Admin Spotting for Fun and Profit

firmware without the floppy

December 18th, 2008 Posted in Linux | 8 Comments »

In recent years I’ve been able to rid myself of floppy drives entirely.  The problem that I run into however is that occasionally my beloved hardware manufacturers still ship firmware or bios updates on a floppy for some insane reason.

Luckily the syslinux people are aware of this vendor oversight, and have a solution. Enter ‘memdisk’. Memdisk allows you to use grub or other bootloader of your choice to boot to your floppy image file, without actually using a floppy.  To do this,  there are a few simple steps you’ll need to perform.  I’ll assume for the sake of argument that your hardware vendor provides you the .img file for the floppy image.

  • Create a directory inside /boot called firmware
  • Copy the memdisk binary to /boot
  • Copy the vendor’s .img file containing your update to /boot/firmware
  • Edit grub and add the appropriate entries for memdisk. A sample is below.
title Firmware Update
        root(hd0,0)
        kernel /memdisk
        initrd /firmware/vendor-file.img

The root values for grub will depend on your setup. You’ll have to salt to taste, but you should be able to copy from existing entries in grub. The only limitation I’ve run into with this update style are multi-floppy updates. You can’t really use them with memdisk that I’m aware of. If anyone’s aware of a way to use multiple img files with memdisk, I’ll happily update with new information!

vmware esxi and ssl

December 15th, 2008 Posted in Linux | No Comments »

For those of you using the free version of VMWare’s ESXi, you may have noticed that it generates a self-signed local cert. If you want to use your own ssl certificates, you can simply follow these quick steps.

  1. Enable SSH in ESXi by following the steps outlined here (don’t forget to reboot the server).
  2. Generate your ssl cert using openssl, or however else you want to do it. You need a .key and .crt file.
  3. Now scp your .key and .crt files to your esxihost and put them in the /etc/vmware/ssl directory
  4. Now cd to /etc/sfcb and edit sfcb.cfg. Change the rui.crt and rui.key references to reflect your cert files.
  5. run services.sh restart

That’s it. Now when you use VMWare INfrastructure Client to connect, you’ll be using your own custom certificates.

If you want to use the same cert for the web interface (I’m not certain why, since you can’t really do much from it, but hey)  then you’ll need to do the following steps as well.

  1. cd to /etc/vmware/hostd/
  2. edit config.xml and change the references for rui.key and rui.crt to your own cert names.

• [Problem 1] Reproduce the records verbatim, beginning with their first line and ending with the line that contains "Text: 45.9: 45.9 [674, 219, 701, 232]".

• [Provided entries]
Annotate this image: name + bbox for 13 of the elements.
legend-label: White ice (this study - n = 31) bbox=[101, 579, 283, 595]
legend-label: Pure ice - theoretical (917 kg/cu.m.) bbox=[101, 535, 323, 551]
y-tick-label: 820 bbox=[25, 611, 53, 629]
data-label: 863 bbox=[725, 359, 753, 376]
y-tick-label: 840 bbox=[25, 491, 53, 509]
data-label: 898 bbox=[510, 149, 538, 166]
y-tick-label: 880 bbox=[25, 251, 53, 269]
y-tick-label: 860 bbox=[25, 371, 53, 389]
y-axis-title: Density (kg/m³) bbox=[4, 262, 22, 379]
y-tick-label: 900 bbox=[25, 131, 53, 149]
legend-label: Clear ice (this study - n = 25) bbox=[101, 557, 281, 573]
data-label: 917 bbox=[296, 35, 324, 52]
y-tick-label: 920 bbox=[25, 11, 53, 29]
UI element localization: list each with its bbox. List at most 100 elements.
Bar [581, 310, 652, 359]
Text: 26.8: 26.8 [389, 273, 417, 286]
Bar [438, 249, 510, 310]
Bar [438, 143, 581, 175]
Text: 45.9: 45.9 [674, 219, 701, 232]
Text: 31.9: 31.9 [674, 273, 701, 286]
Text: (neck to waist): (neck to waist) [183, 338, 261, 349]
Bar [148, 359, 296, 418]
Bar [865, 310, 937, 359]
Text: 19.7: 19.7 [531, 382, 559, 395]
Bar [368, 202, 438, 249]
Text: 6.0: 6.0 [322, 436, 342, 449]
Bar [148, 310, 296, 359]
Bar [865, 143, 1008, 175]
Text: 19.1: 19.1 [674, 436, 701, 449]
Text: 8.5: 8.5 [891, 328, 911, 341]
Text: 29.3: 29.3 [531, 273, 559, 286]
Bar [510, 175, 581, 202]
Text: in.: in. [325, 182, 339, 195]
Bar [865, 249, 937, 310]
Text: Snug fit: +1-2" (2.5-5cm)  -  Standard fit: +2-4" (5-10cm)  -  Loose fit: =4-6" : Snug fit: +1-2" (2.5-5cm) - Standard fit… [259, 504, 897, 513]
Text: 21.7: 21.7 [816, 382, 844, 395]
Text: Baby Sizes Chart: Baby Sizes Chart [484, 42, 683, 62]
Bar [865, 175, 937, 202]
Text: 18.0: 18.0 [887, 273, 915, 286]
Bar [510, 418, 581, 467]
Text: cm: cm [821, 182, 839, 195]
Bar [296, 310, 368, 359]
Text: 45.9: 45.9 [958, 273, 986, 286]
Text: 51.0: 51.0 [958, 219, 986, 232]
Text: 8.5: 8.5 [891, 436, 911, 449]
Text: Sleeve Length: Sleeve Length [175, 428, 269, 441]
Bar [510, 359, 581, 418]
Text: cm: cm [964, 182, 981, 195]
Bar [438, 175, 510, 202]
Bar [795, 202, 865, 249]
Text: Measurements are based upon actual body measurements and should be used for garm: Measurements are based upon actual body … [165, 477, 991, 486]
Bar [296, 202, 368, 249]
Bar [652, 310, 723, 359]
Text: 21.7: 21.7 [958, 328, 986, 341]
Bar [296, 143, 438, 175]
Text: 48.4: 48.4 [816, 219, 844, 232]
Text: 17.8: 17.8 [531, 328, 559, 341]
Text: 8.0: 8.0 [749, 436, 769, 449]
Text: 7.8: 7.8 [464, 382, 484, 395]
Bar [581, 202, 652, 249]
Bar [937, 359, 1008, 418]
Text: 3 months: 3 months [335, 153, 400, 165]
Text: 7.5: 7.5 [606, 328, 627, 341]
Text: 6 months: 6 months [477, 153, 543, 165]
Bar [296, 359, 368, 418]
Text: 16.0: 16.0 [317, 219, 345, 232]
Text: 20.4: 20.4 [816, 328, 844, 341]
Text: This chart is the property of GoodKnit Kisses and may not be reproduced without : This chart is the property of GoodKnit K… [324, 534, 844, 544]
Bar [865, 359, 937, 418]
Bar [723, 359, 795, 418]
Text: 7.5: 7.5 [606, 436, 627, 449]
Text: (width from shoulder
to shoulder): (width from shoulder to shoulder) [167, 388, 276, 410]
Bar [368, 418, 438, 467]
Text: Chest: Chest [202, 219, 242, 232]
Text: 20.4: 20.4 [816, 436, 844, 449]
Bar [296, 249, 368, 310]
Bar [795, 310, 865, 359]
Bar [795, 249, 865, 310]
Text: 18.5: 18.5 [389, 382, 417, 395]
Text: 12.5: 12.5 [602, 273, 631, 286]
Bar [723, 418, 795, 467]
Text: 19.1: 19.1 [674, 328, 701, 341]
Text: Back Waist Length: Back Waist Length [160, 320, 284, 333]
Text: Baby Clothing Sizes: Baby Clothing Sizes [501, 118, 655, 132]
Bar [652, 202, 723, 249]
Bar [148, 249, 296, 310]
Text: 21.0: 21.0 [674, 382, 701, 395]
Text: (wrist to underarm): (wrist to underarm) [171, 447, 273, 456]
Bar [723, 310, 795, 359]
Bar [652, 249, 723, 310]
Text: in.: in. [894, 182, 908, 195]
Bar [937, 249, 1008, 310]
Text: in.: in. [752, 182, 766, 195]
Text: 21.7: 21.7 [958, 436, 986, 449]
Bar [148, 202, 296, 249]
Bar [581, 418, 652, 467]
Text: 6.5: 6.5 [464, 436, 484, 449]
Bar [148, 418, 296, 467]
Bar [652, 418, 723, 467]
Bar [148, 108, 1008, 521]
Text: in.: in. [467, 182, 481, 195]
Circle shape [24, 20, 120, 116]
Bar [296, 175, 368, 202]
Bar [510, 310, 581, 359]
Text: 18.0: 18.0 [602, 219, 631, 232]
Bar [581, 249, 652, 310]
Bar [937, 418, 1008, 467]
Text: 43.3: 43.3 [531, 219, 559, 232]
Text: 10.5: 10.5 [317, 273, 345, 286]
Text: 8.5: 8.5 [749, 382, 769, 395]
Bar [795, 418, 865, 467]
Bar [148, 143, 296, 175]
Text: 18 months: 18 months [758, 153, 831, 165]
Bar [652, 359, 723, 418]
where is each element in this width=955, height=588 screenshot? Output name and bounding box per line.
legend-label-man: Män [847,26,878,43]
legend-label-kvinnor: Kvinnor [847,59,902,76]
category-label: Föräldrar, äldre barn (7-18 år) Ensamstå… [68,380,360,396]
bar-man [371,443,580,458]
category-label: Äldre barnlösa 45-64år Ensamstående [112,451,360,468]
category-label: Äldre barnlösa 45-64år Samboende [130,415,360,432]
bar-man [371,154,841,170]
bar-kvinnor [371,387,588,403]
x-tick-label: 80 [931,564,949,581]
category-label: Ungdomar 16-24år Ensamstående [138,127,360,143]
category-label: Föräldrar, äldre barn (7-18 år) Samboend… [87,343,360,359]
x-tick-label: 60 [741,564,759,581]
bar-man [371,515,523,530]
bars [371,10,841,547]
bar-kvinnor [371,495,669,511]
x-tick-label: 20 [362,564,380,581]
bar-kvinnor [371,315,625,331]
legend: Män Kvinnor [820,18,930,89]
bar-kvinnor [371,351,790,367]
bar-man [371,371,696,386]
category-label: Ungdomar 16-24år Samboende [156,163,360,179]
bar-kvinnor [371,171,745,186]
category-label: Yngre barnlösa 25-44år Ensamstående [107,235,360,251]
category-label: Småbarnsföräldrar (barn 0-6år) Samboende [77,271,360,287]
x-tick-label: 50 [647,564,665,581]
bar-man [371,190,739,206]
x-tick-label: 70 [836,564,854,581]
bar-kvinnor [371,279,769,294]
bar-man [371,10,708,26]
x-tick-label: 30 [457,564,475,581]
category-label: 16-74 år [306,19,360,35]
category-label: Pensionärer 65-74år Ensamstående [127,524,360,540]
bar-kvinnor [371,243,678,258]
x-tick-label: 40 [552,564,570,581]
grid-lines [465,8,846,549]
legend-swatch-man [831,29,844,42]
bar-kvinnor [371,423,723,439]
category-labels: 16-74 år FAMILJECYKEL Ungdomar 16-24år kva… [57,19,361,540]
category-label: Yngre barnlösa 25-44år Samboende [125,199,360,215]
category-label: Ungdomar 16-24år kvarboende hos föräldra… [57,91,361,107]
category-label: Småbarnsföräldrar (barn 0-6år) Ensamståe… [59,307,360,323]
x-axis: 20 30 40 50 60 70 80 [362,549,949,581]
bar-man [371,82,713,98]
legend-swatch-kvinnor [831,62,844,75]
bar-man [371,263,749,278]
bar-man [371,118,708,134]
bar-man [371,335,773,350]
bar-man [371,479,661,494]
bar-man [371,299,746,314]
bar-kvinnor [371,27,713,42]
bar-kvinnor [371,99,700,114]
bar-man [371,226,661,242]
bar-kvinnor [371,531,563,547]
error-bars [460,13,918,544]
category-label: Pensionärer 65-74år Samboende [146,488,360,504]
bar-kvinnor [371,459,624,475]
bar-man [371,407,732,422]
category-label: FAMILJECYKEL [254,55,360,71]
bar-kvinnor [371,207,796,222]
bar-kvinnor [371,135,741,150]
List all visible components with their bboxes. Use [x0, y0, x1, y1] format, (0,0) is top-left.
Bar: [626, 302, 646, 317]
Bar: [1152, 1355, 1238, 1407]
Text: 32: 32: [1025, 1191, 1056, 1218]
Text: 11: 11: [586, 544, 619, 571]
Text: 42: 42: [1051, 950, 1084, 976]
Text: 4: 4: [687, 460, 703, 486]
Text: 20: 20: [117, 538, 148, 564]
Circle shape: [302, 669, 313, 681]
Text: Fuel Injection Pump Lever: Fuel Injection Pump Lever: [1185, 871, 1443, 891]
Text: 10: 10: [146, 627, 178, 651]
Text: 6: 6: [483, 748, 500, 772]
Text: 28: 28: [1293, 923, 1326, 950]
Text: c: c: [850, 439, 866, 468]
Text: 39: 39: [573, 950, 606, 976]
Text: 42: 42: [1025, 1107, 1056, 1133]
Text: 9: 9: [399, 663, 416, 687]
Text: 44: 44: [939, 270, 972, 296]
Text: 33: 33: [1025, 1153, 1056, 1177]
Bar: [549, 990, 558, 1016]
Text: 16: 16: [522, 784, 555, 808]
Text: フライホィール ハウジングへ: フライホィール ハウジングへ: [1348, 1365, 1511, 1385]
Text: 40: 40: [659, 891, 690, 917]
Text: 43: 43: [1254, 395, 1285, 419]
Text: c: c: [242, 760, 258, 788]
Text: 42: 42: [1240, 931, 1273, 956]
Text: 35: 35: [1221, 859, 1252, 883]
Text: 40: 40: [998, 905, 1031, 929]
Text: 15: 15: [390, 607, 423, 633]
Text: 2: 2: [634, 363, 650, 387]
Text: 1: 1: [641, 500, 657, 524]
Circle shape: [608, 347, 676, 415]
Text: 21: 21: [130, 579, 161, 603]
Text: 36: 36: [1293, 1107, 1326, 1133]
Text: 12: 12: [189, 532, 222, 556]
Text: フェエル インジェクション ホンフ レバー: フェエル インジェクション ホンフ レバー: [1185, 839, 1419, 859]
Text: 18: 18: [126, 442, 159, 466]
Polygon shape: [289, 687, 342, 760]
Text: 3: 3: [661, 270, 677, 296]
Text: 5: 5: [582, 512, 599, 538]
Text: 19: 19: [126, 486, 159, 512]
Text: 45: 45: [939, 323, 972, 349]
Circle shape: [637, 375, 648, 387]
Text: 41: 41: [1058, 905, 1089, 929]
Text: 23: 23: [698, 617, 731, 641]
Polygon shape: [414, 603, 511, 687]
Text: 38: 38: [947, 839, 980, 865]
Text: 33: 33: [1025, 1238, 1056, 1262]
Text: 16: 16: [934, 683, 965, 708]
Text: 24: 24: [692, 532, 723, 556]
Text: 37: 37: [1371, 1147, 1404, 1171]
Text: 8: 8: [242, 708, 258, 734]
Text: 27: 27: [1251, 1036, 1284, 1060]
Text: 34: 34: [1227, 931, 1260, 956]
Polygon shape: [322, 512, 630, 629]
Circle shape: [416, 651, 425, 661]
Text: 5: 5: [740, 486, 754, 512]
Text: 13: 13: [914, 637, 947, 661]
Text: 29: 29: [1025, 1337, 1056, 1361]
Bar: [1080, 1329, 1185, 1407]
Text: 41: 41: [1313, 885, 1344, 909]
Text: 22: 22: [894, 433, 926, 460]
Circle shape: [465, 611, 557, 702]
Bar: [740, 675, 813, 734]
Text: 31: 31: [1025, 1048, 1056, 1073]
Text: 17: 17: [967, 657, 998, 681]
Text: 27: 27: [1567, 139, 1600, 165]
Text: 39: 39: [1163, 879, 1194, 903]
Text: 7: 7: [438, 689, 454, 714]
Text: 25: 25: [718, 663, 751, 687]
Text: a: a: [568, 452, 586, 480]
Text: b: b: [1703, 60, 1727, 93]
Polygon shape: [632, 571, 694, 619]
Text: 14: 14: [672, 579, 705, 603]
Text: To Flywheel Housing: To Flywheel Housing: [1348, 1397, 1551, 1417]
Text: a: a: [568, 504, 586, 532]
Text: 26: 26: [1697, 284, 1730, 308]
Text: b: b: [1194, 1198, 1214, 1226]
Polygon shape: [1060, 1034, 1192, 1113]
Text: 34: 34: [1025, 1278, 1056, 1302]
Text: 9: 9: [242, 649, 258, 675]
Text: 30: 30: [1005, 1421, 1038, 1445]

• [Problem 2] According to the blog post, in which directory on the ESXi host should the .key and .crt files be placed?

• [Final result 1]
Annotate this image: name + bbox for 13 of the elements.
legend-label: White ice (this study - n = 31) bbox=[101, 579, 283, 595]
legend-label: Pure ice - theoretical (917 kg/cu.m.) bbox=[101, 535, 323, 551]
y-tick-label: 820 bbox=[25, 611, 53, 629]
data-label: 863 bbox=[725, 359, 753, 376]
y-tick-label: 840 bbox=[25, 491, 53, 509]
data-label: 898 bbox=[510, 149, 538, 166]
y-tick-label: 880 bbox=[25, 251, 53, 269]
y-tick-label: 860 bbox=[25, 371, 53, 389]
y-axis-title: Density (kg/m³) bbox=[4, 262, 22, 379]
y-tick-label: 900 bbox=[25, 131, 53, 149]
legend-label: Clear ice (this study - n = 25) bbox=[101, 557, 281, 573]
data-label: 917 bbox=[296, 35, 324, 52]
y-tick-label: 920 bbox=[25, 11, 53, 29]
UI element localization: list each with its bbox. List at most 100 elements.
Bar [581, 310, 652, 359]
Text: 26.8: 26.8 [389, 273, 417, 286]
Bar [438, 249, 510, 310]
Bar [438, 143, 581, 175]
Text: 45.9: 45.9 [674, 219, 701, 232]

• [Final result 2] /etc/vmware/ssl